* **Directions**:
Copy each line of the records below character for character, with no changes.

━━━ Information supplied ━━━

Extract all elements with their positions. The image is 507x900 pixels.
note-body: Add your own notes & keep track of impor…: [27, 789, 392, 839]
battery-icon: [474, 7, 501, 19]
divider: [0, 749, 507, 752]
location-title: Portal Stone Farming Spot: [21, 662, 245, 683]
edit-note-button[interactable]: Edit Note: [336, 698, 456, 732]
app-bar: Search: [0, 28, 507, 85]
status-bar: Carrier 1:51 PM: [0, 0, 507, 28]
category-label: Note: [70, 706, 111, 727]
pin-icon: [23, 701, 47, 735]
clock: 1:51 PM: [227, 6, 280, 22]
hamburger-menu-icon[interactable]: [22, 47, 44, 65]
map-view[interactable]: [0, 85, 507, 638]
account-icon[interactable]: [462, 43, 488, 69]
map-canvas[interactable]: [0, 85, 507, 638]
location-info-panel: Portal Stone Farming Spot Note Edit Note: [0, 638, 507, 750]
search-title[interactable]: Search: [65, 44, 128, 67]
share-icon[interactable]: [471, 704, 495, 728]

━━━

* **Correct response**:
Extract all elements with their positions. The image is 507x900 pixels.
note-body: Add your own notes & keep track of impor…: [27, 789, 392, 839]
battery-icon: [474, 7, 501, 19]
divider: [0, 749, 507, 752]
location-title: Portal Stone Farming Spot: [21, 662, 245, 683]
edit-note-button[interactable]: Edit Note: [336, 698, 456, 732]
app-bar: Search: [0, 28, 507, 85]
status-bar: Carrier 1:51 PM: [0, 0, 507, 28]
category-label: Note: [70, 706, 111, 727]
pin-icon: [23, 701, 47, 735]
clock: 1:51 PM: [227, 6, 280, 22]
hamburger-menu-icon[interactable]: [22, 47, 44, 65]
map-view[interactable]: [0, 85, 507, 638]
account-icon[interactable]: [462, 43, 488, 69]
map-canvas[interactable]: [0, 85, 507, 638]
location-info-panel: Portal Stone Farming Spot Note Edit Note: [0, 638, 507, 750]
search-title[interactable]: Search: [65, 44, 128, 67]
share-icon[interactable]: [471, 704, 495, 728]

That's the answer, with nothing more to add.